Reproduce the records. Keep every word exact and include no images.

(Figure data in JSON)

══════════

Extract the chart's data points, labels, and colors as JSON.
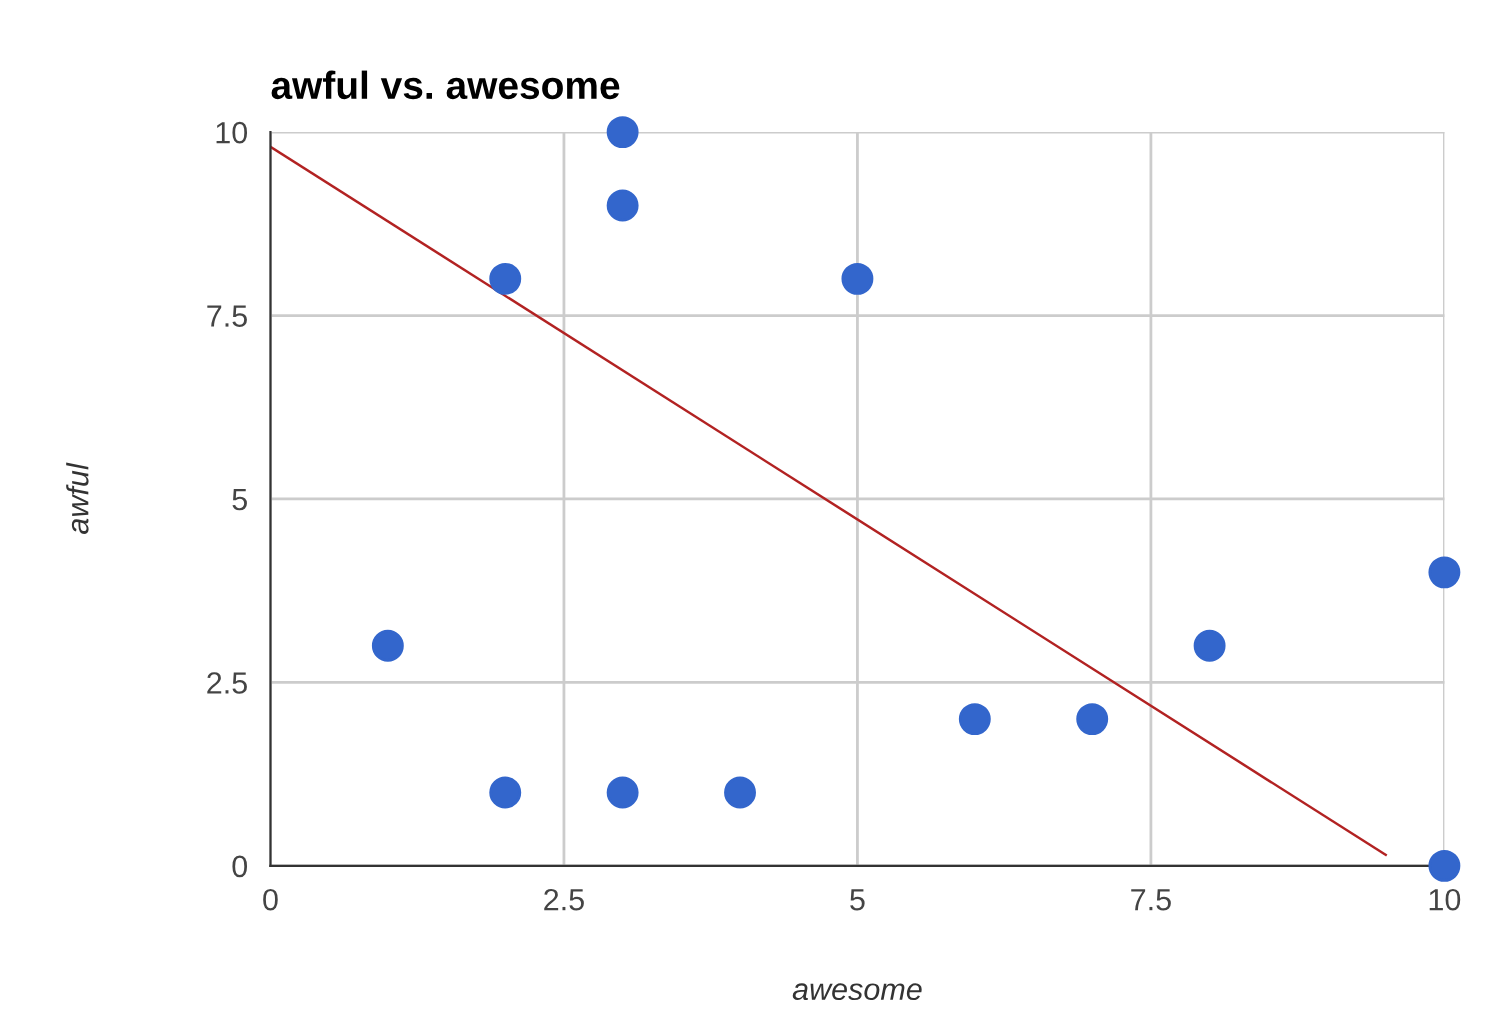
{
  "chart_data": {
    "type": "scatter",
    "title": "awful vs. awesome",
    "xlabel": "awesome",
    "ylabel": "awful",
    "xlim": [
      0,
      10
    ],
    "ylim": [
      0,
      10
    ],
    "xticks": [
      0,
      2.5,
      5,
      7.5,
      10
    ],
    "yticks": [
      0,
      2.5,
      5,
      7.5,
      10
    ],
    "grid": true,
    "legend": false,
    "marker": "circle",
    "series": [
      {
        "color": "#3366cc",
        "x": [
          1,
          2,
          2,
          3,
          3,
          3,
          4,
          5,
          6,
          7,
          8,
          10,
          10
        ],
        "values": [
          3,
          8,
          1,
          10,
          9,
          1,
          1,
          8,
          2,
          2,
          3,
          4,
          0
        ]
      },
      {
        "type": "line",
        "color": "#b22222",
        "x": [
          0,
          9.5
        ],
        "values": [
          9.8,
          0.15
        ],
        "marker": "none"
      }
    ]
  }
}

══════════

# [Exercise result]
Extract the chart's data points, labels, and colors as JSON.
{
  "chart_data": {
    "type": "scatter",
    "title": "awful vs. awesome",
    "xlabel": "awesome",
    "ylabel": "awful",
    "xlim": [
      0,
      10
    ],
    "ylim": [
      0,
      10
    ],
    "xticks": [
      0,
      2.5,
      5,
      7.5,
      10
    ],
    "yticks": [
      0,
      2.5,
      5,
      7.5,
      10
    ],
    "grid": true,
    "legend": false,
    "marker": "circle",
    "series": [
      {
        "color": "#3366cc",
        "x": [
          1,
          2,
          2,
          3,
          3,
          3,
          4,
          5,
          6,
          7,
          8,
          10,
          10
        ],
        "values": [
          3,
          8,
          1,
          10,
          9,
          1,
          1,
          8,
          2,
          2,
          3,
          4,
          0
        ]
      },
      {
        "type": "line",
        "color": "#b22222",
        "x": [
          0,
          9.5
        ],
        "values": [
          9.8,
          0.15
        ],
        "marker": "none"
      }
    ]
  }
}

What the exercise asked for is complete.